--- Stated task ---
Take every line that has the string "PValue" and copy it out.

----

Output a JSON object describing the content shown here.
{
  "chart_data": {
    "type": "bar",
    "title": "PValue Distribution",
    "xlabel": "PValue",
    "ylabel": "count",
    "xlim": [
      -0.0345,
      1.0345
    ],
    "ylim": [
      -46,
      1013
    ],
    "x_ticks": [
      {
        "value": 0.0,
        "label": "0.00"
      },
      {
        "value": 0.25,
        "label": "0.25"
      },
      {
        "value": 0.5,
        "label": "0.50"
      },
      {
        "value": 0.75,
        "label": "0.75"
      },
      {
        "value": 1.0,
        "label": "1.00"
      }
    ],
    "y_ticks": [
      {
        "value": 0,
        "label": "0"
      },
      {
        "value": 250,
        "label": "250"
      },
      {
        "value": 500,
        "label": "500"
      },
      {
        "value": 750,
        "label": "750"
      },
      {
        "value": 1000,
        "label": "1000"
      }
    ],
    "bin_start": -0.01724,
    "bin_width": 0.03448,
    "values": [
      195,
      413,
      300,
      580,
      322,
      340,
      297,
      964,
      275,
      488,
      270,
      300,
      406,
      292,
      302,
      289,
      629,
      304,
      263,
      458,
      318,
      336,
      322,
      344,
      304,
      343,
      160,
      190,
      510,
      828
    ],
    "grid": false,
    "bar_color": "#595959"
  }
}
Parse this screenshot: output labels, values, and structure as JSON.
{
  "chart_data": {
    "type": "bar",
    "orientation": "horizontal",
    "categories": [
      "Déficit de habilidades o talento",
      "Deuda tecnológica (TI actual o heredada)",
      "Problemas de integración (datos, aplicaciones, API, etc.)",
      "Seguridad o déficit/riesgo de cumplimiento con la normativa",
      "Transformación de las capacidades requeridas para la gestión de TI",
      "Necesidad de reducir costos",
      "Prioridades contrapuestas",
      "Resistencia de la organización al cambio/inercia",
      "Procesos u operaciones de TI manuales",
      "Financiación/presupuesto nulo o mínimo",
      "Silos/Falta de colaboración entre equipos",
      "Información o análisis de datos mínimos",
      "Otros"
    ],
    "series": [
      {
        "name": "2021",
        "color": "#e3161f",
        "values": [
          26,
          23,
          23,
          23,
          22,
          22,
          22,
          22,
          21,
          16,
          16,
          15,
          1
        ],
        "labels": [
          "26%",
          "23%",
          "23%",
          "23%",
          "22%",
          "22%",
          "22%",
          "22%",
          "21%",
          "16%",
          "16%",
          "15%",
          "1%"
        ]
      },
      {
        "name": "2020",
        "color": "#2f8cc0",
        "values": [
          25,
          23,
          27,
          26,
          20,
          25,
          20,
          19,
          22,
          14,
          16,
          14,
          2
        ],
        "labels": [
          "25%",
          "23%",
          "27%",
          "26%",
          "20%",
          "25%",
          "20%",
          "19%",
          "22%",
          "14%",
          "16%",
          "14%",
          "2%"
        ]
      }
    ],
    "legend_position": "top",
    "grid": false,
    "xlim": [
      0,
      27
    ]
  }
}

----

--- Exercise result ---
    "title": "PValue Distribution",
    "xlabel": "PValue",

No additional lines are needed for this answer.